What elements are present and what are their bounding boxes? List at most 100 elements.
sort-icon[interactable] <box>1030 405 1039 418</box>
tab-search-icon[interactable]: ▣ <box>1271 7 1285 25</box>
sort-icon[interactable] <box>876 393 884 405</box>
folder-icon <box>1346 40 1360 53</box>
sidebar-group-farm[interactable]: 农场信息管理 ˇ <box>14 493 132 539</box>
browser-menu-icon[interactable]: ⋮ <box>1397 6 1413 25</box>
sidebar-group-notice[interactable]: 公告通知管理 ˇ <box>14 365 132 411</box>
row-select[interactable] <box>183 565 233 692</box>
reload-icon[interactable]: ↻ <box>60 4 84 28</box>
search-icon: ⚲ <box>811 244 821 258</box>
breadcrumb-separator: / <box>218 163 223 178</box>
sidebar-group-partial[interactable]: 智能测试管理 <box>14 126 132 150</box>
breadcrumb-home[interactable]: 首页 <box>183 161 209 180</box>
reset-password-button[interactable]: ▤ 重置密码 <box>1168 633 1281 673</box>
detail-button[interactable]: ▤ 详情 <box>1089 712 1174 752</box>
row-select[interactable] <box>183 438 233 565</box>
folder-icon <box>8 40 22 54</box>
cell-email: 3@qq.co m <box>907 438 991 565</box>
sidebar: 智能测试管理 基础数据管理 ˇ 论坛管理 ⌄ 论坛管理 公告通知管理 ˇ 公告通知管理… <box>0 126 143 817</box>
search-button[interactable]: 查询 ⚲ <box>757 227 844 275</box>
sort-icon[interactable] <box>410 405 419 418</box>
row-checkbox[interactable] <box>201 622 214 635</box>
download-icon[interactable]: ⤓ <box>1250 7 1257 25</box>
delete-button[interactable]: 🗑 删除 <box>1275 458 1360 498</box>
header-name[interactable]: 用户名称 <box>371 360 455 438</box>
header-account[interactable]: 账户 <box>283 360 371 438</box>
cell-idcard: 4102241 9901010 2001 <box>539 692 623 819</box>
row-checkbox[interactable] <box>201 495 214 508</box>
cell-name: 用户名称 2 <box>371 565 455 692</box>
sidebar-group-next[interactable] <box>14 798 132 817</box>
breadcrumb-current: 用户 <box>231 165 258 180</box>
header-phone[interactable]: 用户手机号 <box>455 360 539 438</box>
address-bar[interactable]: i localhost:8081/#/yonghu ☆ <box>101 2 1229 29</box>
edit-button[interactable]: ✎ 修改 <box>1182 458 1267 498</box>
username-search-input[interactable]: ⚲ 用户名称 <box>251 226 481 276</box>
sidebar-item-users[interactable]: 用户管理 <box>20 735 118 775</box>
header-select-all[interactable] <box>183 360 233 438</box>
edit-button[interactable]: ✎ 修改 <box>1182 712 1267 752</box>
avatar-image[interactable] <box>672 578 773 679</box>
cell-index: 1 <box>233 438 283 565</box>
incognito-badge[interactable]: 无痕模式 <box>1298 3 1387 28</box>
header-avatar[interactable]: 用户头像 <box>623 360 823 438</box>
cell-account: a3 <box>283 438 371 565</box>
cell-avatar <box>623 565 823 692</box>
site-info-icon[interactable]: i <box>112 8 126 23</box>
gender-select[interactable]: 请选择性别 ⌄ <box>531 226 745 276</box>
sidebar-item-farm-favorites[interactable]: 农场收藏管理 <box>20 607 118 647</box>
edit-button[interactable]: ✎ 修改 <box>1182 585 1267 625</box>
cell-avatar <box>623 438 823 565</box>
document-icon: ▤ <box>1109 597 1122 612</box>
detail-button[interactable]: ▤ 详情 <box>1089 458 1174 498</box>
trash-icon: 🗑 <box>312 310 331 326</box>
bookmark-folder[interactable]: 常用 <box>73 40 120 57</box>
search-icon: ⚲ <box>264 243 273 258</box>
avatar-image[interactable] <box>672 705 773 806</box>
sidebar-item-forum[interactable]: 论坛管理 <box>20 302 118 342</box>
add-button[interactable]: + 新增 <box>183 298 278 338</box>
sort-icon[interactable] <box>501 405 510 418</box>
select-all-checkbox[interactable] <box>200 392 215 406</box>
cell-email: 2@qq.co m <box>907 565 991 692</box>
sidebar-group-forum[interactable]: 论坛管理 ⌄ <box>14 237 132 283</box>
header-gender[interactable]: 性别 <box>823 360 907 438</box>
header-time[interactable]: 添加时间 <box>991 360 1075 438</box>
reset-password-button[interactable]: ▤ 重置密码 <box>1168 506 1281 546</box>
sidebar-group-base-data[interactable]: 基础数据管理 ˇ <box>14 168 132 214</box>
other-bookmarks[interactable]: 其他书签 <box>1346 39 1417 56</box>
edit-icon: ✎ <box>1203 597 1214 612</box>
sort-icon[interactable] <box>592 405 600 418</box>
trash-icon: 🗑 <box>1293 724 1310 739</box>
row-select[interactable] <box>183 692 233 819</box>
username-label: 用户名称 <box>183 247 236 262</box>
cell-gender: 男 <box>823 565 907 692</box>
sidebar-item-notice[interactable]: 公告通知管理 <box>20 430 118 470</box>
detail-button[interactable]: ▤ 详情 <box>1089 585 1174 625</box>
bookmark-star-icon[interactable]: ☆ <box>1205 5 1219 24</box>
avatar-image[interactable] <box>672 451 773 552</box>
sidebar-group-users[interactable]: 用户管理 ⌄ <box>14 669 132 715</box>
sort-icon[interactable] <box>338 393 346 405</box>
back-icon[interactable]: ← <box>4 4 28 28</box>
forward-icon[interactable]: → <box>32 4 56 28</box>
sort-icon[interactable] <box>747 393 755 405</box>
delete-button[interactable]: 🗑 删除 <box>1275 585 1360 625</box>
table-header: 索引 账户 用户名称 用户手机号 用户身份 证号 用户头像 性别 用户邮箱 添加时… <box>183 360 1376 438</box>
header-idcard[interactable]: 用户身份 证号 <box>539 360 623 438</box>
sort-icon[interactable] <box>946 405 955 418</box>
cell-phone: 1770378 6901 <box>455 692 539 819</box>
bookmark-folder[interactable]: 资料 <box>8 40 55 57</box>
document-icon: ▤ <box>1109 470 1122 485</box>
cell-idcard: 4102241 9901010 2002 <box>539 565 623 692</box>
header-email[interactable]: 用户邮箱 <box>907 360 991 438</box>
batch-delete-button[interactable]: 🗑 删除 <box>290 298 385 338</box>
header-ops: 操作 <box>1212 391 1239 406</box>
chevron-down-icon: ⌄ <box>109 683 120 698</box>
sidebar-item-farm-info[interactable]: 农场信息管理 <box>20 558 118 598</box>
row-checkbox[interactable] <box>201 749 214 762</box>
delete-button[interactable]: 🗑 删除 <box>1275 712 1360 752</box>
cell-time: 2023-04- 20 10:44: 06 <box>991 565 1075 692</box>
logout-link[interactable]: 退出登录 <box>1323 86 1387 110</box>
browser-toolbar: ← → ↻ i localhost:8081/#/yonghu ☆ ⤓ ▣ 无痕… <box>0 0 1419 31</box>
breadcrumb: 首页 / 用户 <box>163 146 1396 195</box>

^^^^^^^^

Reproduce verbatim every line from the first one through the line containing "sort-icon[interactable] <box>410 405", both included.

## In response
What elements are present and what are their bounding boxes? List at most 100 elements.
sort-icon[interactable] <box>1030 405 1039 418</box>
tab-search-icon[interactable]: ▣ <box>1271 7 1285 25</box>
sort-icon[interactable] <box>876 393 884 405</box>
folder-icon <box>1346 40 1360 53</box>
sidebar-group-farm[interactable]: 农场信息管理 ˇ <box>14 493 132 539</box>
browser-menu-icon[interactable]: ⋮ <box>1397 6 1413 25</box>
sidebar-group-notice[interactable]: 公告通知管理 ˇ <box>14 365 132 411</box>
row-select[interactable] <box>183 565 233 692</box>
reload-icon[interactable]: ↻ <box>60 4 84 28</box>
search-icon: ⚲ <box>811 244 821 258</box>
breadcrumb-separator: / <box>218 163 223 178</box>
sidebar-group-partial[interactable]: 智能测试管理 <box>14 126 132 150</box>
breadcrumb-home[interactable]: 首页 <box>183 161 209 180</box>
reset-password-button[interactable]: ▤ 重置密码 <box>1168 633 1281 673</box>
detail-button[interactable]: ▤ 详情 <box>1089 712 1174 752</box>
row-select[interactable] <box>183 438 233 565</box>
folder-icon <box>8 40 22 54</box>
cell-email: 3@qq.co m <box>907 438 991 565</box>
sidebar: 智能测试管理 基础数据管理 ˇ 论坛管理 ⌄ 论坛管理 公告通知管理 ˇ 公告通知管理… <box>0 126 143 817</box>
search-button[interactable]: 查询 ⚲ <box>757 227 844 275</box>
sort-icon[interactable] <box>410 405 419 418</box>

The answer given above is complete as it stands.